— start THE INPUT —

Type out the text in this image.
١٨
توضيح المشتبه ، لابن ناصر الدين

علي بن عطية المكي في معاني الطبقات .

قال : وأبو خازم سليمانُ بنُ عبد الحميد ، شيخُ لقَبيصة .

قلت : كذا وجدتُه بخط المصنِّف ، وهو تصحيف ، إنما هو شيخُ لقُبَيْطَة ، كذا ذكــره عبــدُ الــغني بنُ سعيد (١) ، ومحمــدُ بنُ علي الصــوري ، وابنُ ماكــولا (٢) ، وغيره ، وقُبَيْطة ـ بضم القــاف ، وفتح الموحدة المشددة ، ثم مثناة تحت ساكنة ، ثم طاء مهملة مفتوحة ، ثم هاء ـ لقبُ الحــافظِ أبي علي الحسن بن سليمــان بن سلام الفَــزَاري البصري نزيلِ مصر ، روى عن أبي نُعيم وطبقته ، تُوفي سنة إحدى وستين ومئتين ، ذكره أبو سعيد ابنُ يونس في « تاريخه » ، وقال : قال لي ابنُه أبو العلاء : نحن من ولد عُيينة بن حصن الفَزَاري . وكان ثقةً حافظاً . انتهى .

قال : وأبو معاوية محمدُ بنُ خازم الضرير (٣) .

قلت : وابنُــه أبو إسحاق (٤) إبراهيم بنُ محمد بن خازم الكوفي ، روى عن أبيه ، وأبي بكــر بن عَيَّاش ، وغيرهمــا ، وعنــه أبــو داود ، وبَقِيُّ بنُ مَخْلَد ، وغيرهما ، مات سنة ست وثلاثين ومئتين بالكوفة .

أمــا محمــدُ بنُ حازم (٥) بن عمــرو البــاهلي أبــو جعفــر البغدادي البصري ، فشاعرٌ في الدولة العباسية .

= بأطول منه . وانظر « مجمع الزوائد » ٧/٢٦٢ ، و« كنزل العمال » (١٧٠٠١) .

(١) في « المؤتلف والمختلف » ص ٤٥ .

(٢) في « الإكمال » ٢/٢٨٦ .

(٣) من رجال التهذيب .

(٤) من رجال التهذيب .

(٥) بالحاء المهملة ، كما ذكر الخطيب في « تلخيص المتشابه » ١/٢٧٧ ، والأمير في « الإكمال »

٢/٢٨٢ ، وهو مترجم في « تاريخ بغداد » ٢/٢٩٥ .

— end THE INPUT —

- **INSTRUCTIONS FOR THE TASK**:
State how many lines above include the word "وأبو", and nothing more.

- **RESPONSE TO THE EXERCISE**:
2